Complete the following ->
1. In the blog post, rewrite the passage between "I was content" and "not an option.", inclusive, and swap "popcorn" for "pretzels".
2. Give every verb in the blog post that comes directly after the word "I".

Passage given ->
-=-=-=-=-
This Is Not My Beautiful House 2

I suspected, long before the electors of the Electoral College failed to exercise their constitutional right to spare We the People from our own ignorance and myopia, Donald J. Drumpf would be a Presidential disaster of historic proportions.

Back in January, even as the pomp and circumstance of our federal government’s longstanding ode to the peaceful transfer of power played out to a thin(ish) crowd in the nation’s capitol, I felt confident the Grifter-in-Chief would soon enough be exposed for his amorality and utter lack of fitness to fulfill the requisites of office.

I was content (enough) to stock up on popcorn and cannabis oil and watch the episodic implosion of the worst character nearly a quarter millennium had ever cast to play the role.

I ignored the subtitle of this very blog: Silence is not an option.

No more.

Have we reached a turning point?

Are we witnessing now, finally, the pivot at which our Founding Fathers’ vaunted prescience might enable the institutions of our fabled Republic to ensure the United States of America may remain the Land of the Free and the Home of the Brave?
-=-=-=-=-
Extracted records ->
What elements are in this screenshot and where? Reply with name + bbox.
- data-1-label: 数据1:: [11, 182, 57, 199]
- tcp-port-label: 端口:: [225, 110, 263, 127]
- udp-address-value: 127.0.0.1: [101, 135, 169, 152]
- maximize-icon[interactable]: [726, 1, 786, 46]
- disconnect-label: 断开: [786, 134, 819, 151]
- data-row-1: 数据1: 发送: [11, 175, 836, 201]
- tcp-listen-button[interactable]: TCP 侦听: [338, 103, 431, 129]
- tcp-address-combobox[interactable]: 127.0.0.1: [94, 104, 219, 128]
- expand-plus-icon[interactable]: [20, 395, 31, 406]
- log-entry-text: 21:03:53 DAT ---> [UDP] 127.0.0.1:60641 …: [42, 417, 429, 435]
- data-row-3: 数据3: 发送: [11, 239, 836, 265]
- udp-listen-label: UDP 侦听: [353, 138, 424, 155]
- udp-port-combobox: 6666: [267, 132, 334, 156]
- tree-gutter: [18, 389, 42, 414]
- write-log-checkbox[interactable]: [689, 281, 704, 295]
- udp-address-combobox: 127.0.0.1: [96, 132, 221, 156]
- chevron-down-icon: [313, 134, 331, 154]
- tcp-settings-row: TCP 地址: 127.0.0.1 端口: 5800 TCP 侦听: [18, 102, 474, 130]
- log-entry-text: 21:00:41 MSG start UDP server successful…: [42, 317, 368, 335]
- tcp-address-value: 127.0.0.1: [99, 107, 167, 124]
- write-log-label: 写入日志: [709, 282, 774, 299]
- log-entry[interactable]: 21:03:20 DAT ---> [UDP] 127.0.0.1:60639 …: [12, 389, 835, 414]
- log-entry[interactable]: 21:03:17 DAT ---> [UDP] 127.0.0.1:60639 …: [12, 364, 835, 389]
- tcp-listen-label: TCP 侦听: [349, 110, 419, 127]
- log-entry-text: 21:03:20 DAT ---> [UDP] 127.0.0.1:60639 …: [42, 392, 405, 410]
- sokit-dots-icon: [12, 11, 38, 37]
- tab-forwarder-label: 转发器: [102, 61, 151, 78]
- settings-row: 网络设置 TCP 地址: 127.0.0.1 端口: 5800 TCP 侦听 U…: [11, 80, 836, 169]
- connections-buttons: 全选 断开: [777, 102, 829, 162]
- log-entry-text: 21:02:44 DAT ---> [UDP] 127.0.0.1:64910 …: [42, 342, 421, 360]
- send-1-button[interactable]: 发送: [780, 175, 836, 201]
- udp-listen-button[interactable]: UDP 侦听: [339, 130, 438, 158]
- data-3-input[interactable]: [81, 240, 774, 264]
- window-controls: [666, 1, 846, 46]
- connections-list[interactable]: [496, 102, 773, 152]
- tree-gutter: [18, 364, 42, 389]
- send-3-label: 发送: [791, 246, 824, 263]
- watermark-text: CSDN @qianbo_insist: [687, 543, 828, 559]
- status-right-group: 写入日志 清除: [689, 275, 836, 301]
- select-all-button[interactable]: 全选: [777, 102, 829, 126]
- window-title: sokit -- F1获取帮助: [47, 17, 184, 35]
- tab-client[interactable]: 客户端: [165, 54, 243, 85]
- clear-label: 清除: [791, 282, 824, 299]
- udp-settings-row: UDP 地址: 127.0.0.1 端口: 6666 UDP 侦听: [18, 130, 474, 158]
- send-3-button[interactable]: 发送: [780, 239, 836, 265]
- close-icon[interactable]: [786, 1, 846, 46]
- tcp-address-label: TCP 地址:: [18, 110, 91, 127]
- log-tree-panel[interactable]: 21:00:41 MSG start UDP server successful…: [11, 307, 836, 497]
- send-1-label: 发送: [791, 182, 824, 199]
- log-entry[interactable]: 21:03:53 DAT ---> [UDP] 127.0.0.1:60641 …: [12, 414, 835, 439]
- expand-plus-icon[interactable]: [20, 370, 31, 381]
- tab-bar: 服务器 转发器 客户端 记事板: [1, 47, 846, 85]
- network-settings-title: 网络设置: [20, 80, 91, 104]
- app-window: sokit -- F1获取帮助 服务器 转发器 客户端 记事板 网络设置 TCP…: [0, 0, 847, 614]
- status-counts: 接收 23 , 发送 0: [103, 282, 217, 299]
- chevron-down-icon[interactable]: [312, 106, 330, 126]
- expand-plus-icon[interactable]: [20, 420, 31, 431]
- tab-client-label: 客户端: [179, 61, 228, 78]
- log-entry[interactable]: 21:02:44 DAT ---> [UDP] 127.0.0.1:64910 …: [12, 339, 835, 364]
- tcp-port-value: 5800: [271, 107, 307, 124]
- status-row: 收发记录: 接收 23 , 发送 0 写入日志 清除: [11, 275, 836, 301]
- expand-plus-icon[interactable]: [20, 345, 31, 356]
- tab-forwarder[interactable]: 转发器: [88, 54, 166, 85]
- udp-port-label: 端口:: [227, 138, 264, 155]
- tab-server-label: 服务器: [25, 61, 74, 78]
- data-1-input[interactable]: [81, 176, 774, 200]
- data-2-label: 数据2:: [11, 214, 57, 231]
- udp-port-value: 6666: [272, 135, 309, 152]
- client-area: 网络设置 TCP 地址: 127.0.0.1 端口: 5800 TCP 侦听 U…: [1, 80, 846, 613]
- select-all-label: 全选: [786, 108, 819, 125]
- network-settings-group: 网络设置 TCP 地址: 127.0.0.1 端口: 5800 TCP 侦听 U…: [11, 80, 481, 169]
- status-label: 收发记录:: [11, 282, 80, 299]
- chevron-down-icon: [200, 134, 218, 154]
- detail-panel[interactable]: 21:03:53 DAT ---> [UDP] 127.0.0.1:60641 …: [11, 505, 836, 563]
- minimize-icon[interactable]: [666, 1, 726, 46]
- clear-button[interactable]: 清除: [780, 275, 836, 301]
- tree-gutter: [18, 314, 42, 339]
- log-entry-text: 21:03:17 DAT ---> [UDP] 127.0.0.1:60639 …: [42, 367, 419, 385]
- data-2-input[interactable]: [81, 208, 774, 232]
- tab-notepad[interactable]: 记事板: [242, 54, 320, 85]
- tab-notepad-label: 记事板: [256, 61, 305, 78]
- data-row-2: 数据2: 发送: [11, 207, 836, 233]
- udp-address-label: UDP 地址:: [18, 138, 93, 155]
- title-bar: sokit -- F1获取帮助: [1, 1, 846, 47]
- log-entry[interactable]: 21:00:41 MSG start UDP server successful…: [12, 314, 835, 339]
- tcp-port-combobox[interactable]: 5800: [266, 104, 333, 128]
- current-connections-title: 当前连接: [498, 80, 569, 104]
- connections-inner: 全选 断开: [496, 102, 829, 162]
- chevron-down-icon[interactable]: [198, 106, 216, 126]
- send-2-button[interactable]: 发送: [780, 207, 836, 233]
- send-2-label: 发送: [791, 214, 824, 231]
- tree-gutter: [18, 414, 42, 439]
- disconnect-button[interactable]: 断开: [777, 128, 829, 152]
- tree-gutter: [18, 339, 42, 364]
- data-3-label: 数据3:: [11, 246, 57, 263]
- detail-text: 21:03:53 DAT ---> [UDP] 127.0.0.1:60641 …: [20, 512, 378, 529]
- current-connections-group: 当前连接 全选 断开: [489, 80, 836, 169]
-=-=-=-=-
Solutions to the problems ->
1.
I was content (enough) to stock up on pretzels and cannabis oil and watch the episodic implosion of the worst character nearly a quarter millennium had ever cast to play the role.

I ignored the subtitle of this very blog: Silence is not an option.

2. suspected, felt, was, ignored